DESCRIPTION OF THE TASK »
In the listing below, locate the lines that hold the string "Taux". Copy those lines.

Dataset listings of figures
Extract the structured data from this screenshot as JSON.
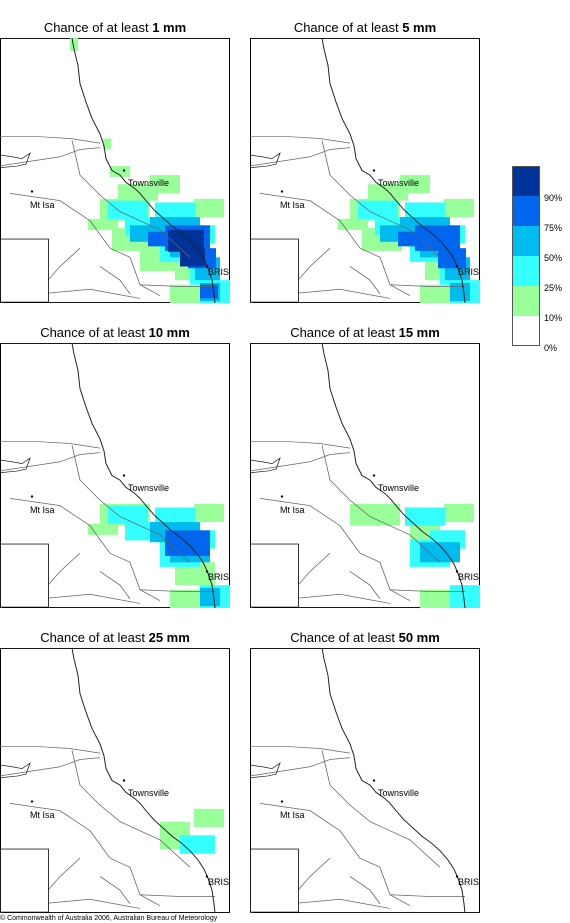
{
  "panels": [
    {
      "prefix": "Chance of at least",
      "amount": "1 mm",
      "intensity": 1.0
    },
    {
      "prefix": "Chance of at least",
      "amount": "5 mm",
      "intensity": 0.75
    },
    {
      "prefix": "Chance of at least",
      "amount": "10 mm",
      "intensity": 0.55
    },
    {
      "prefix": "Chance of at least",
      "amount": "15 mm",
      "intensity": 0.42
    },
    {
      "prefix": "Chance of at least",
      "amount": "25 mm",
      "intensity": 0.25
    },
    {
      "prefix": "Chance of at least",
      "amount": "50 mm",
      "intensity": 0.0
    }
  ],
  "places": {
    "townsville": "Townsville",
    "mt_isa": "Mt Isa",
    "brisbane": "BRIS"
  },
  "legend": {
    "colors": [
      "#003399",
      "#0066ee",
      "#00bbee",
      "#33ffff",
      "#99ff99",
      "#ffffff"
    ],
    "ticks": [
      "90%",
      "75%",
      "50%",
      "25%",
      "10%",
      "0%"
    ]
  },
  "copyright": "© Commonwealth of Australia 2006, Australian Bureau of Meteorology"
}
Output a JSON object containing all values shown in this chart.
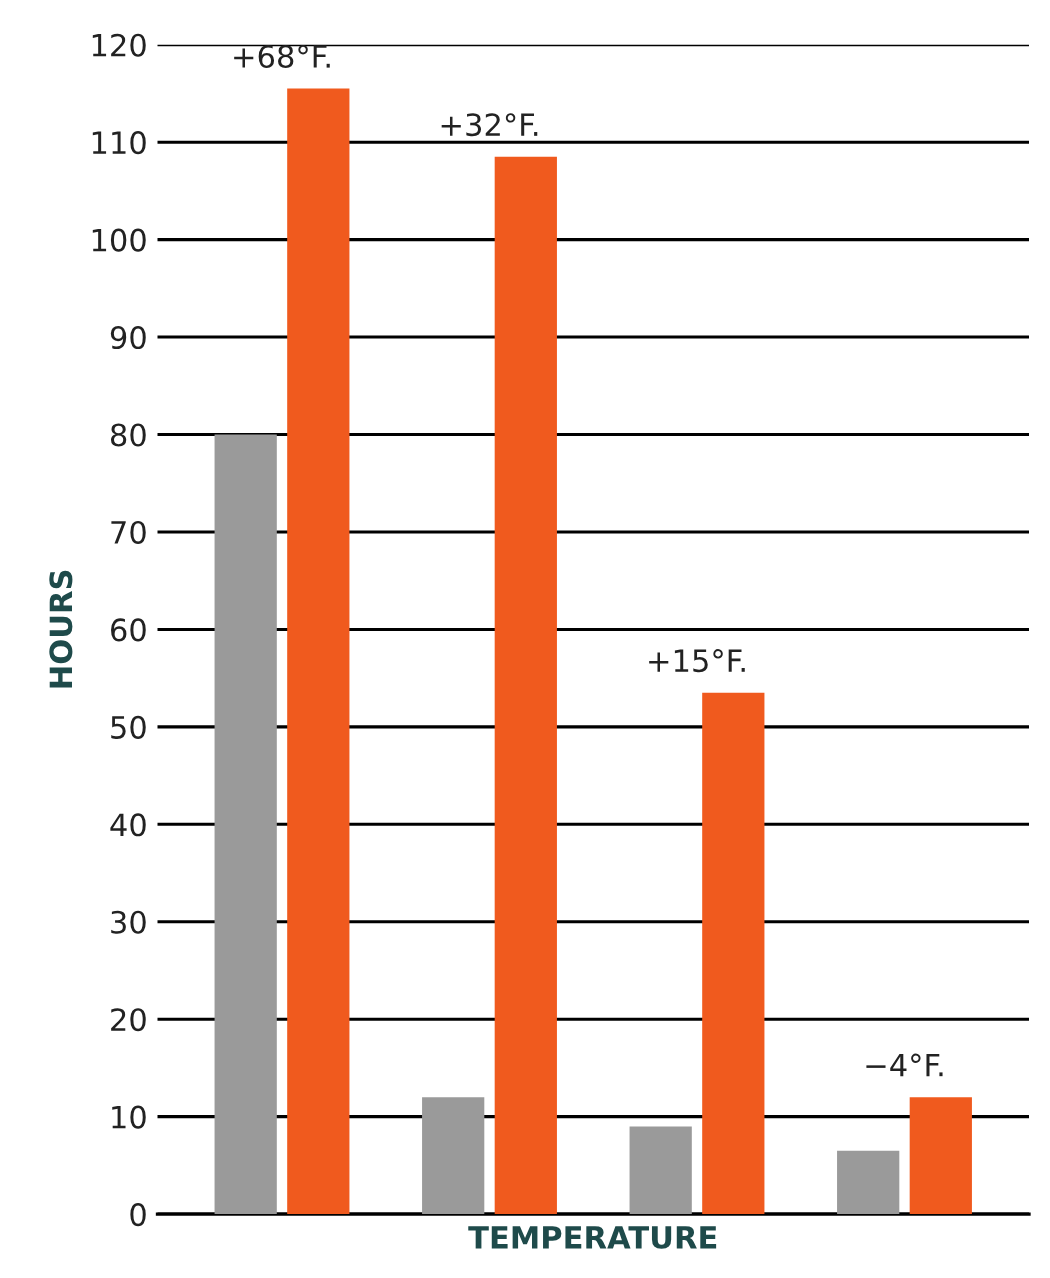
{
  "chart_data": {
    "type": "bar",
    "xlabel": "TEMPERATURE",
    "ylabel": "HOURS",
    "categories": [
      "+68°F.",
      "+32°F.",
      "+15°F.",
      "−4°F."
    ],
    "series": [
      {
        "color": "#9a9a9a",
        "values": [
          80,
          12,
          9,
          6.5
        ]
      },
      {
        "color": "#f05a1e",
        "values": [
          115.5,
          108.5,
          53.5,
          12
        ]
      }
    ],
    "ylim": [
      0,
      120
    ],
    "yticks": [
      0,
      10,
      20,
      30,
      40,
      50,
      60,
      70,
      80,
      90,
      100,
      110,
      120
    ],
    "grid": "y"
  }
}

---

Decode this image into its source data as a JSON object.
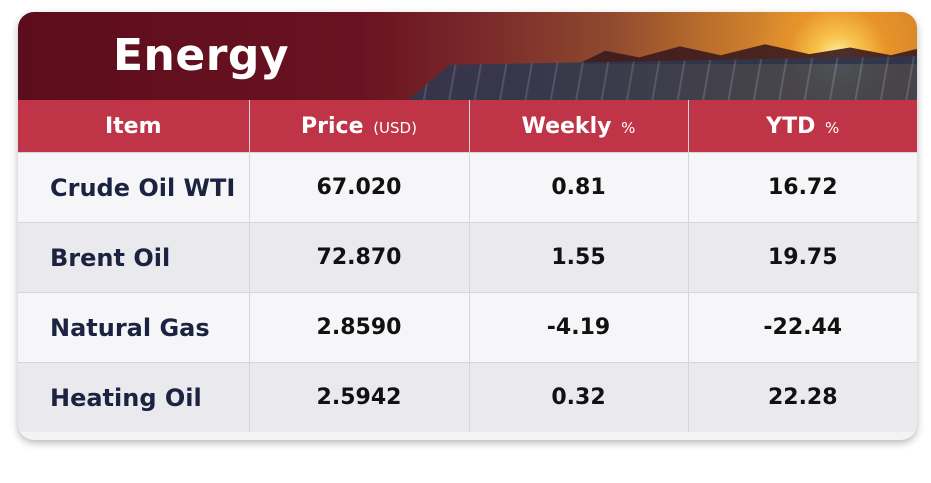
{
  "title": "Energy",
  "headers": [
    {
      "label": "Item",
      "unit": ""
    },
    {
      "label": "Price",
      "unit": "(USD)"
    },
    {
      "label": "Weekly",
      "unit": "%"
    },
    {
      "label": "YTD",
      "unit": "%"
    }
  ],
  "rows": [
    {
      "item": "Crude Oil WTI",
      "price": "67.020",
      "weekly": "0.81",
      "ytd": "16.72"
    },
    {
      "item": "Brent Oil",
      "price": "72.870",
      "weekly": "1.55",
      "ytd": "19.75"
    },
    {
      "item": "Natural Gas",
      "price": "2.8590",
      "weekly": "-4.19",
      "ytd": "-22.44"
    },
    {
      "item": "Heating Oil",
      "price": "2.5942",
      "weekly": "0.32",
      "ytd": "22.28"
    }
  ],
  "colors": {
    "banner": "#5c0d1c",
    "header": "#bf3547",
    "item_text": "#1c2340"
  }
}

--

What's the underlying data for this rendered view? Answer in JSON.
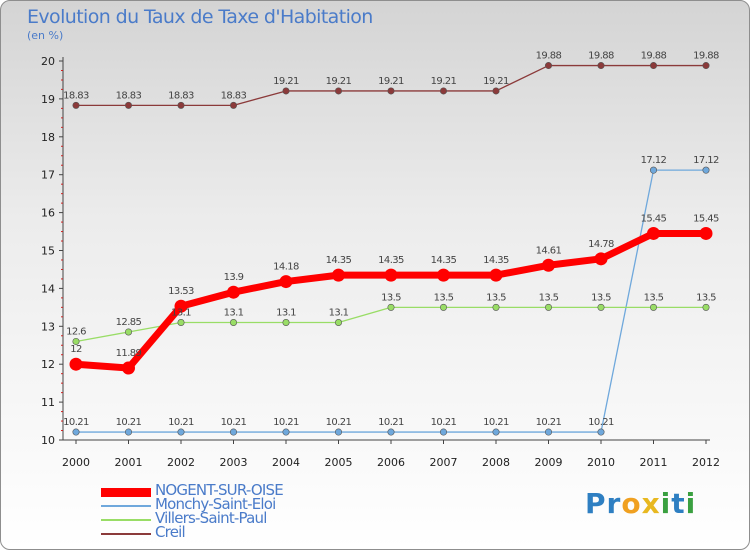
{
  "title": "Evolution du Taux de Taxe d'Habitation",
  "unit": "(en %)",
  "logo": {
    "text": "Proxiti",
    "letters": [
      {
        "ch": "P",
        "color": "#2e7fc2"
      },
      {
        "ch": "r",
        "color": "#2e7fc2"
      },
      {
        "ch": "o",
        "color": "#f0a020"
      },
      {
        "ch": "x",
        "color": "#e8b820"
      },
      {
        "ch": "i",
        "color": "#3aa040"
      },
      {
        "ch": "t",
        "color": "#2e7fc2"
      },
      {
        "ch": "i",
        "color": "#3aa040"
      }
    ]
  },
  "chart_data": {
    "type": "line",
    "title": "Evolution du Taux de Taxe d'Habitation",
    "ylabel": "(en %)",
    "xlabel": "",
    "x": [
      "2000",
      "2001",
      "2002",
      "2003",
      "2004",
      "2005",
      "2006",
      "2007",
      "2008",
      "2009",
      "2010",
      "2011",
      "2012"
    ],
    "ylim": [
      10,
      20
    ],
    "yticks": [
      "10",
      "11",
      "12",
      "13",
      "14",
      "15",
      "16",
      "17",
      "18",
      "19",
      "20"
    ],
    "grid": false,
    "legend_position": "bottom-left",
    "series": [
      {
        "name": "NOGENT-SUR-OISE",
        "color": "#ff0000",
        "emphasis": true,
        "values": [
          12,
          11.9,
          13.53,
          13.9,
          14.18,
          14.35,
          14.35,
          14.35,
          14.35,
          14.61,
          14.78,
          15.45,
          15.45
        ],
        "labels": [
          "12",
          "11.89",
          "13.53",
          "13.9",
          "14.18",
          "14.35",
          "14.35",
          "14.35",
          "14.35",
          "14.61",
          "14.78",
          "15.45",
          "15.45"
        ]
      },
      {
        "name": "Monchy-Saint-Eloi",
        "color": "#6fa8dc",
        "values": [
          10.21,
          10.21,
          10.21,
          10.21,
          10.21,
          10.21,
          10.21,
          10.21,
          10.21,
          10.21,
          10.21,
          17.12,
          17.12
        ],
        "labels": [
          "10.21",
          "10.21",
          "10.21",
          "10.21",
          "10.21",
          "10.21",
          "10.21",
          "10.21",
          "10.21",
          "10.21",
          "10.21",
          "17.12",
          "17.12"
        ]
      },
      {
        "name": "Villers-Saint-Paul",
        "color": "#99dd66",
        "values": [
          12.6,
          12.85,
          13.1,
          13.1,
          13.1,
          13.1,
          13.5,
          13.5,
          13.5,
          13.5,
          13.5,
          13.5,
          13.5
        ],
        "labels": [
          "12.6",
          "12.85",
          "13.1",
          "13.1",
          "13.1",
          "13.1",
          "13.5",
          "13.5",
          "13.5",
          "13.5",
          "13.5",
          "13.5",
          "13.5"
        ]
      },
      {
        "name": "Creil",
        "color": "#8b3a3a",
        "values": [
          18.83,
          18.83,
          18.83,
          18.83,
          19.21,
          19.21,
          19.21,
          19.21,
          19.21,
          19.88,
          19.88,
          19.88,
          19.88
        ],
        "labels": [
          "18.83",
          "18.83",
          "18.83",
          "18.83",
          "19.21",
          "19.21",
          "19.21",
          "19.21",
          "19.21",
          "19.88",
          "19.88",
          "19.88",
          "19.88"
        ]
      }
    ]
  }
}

PROBLEM SOLUTION »
  "title": "Evolution du Taux de Taxe d'Habitation",
    "title": "Evolution du Taux de Taxe d'Habitation",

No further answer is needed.